Exercise description » All records must be quoted exactly. Omit the pictures.

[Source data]
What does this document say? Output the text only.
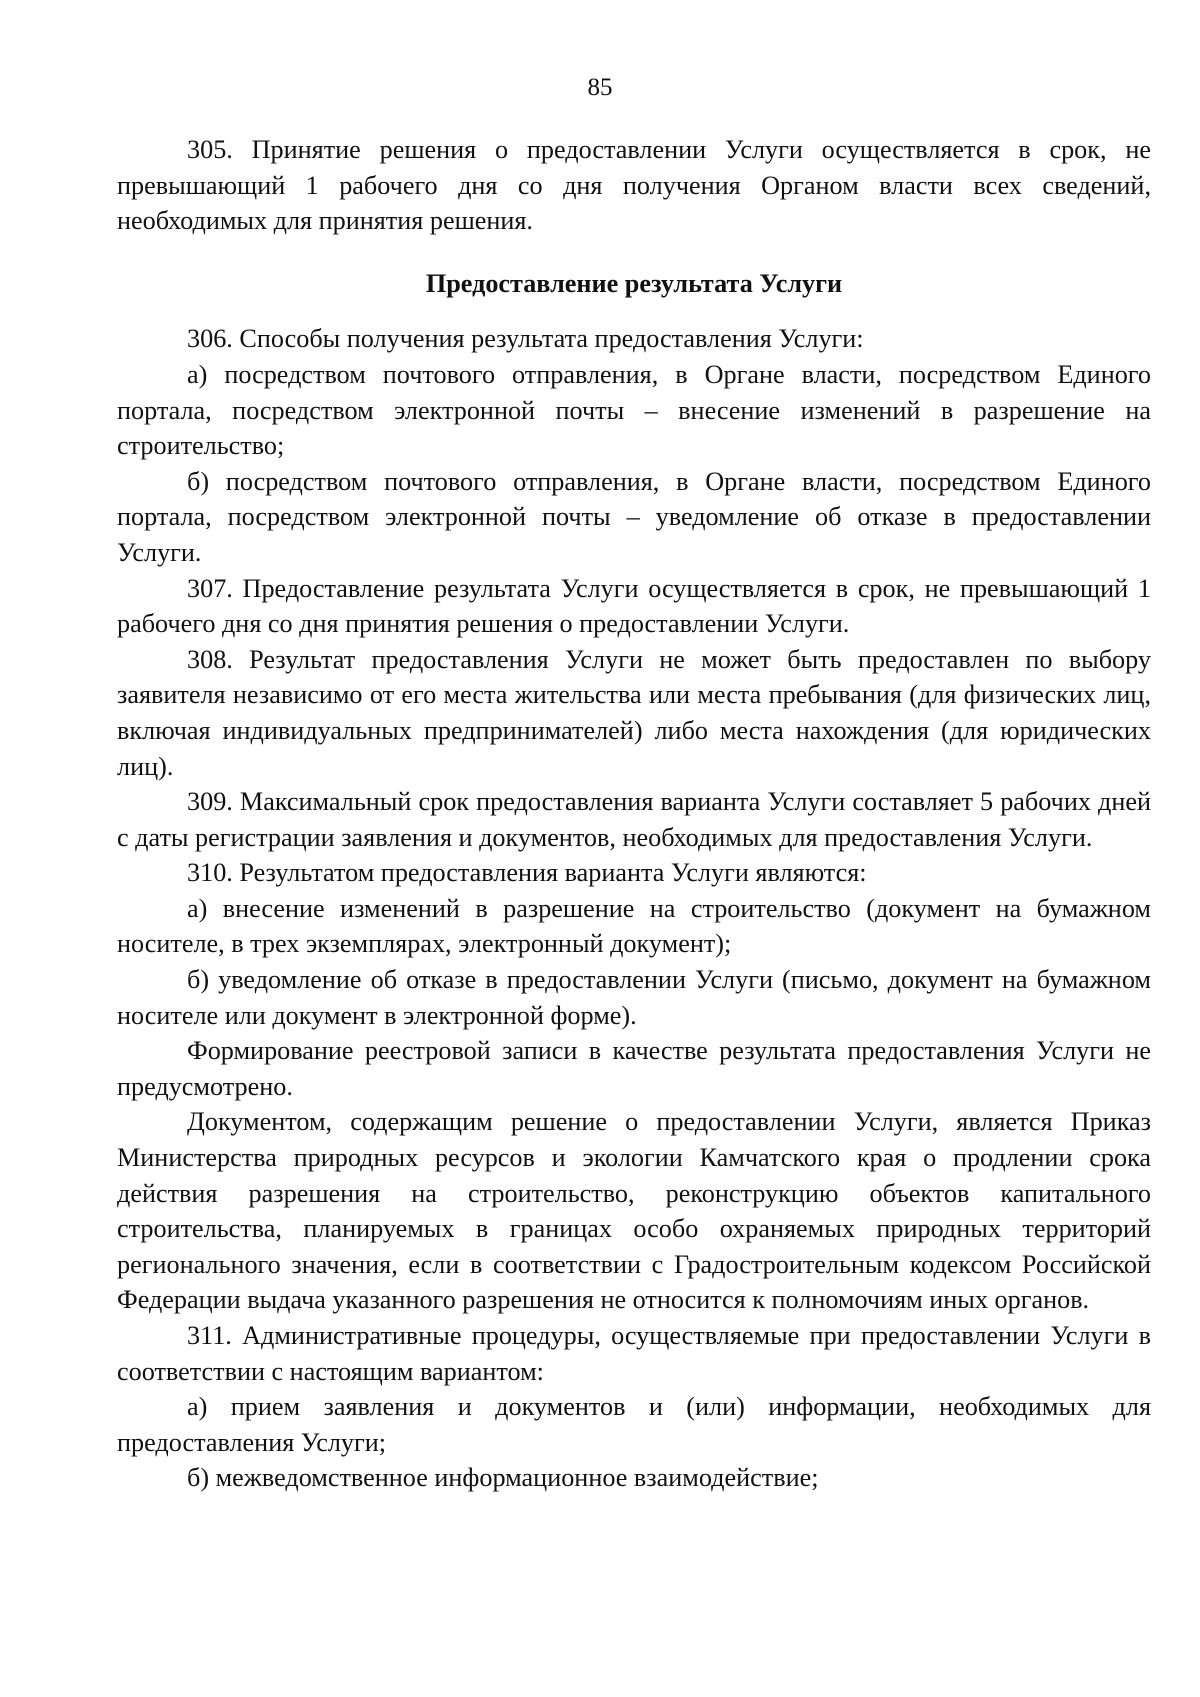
85

305. Принятие решения о предоставлении Услуги осуществляется в срок, не превышающий 1 рабочего дня со дня получения Органом власти всех сведений, необходимых для принятия решения.

Предоставление результата Услуги

306. Способы получения результата предоставления Услуги:

а) посредством почтового отправления, в Органе власти, посредством Единого портала, посредством электронной почты – внесение изменений в разрешение на строительство;

б) посредством почтового отправления, в Органе власти, посредством Единого портала, посредством электронной почты – уведомление об отказе в предоставлении Услуги.

307. Предоставление результата Услуги осуществляется в срок, не превышающий 1 рабочего дня со дня принятия решения о предоставлении Услуги.

308. Результат предоставления Услуги не может быть предоставлен по выбору заявителя независимо от его места жительства или места пребывания (для физических лиц, включая индивидуальных предпринимателей) либо места нахождения (для юридических лиц).

309. Максимальный срок предоставления варианта Услуги составляет 5 рабочих дней с даты регистрации заявления и документов, необходимых для предоставления Услуги.

310. Результатом предоставления варианта Услуги являются:

а) внесение изменений в разрешение на строительство (документ на бумажном носителе, в трех экземплярах, электронный документ);

б) уведомление об отказе в предоставлении Услуги (письмо, документ на бумажном носителе или документ в электронной форме).

Формирование реестровой записи в качестве результата предоставления Услуги не предусмотрено.

Документом, содержащим решение о предоставлении Услуги, является Приказ Министерства природных ресурсов и экологии Камчатского края о продлении срока действия разрешения на строительство, реконструкцию объектов капитального строительства, планируемых в границах особо охраняемых природных территорий регионального значения, если в соответствии с Градостроительным кодексом Российской Федерации выдача указанного разрешения не относится к полномочиям иных органов.

311. Административные процедуры, осуществляемые при предоставлении Услуги в соответствии с настоящим вариантом:

а) прием заявления и документов и (или) информации, необходимых для предоставления Услуги;

б) межведомственное информационное взаимодействие;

The output »
What does this document say? Output the text only.
85

305. Принятие решения о предоставлении Услуги осуществляется в срок, не превышающий 1 рабочего дня со дня получения Органом власти всех сведений, необходимых для принятия решения.

Предоставление результата Услуги

306. Способы получения результата предоставления Услуги:

а) посредством почтового отправления, в Органе власти, посредством Единого портала, посредством электронной почты – внесение изменений в разрешение на строительство;

б) посредством почтового отправления, в Органе власти, посредством Единого портала, посредством электронной почты – уведомление об отказе в предоставлении Услуги.

307. Предоставление результата Услуги осуществляется в срок, не превышающий 1 рабочего дня со дня принятия решения о предоставлении Услуги.

308. Результат предоставления Услуги не может быть предоставлен по выбору заявителя независимо от его места жительства или места пребывания (для физических лиц, включая индивидуальных предпринимателей) либо места нахождения (для юридических лиц).

309. Максимальный срок предоставления варианта Услуги составляет 5 рабочих дней с даты регистрации заявления и документов, необходимых для предоставления Услуги.

310. Результатом предоставления варианта Услуги являются:

а) внесение изменений в разрешение на строительство (документ на бумажном носителе, в трех экземплярах, электронный документ);

б) уведомление об отказе в предоставлении Услуги (письмо, документ на бумажном носителе или документ в электронной форме).

Формирование реестровой записи в качестве результата предоставления Услуги не предусмотрено.

Документом, содержащим решение о предоставлении Услуги, является Приказ Министерства природных ресурсов и экологии Камчатского края о продлении срока действия разрешения на строительство, реконструкцию объектов капитального строительства, планируемых в границах особо охраняемых природных территорий регионального значения, если в соответствии с Градостроительным кодексом Российской Федерации выдача указанного разрешения не относится к полномочиям иных органов.

311. Административные процедуры, осуществляемые при предоставлении Услуги в соответствии с настоящим вариантом:

а) прием заявления и документов и (или) информации, необходимых для предоставления Услуги;

б) межведомственное информационное взаимодействие;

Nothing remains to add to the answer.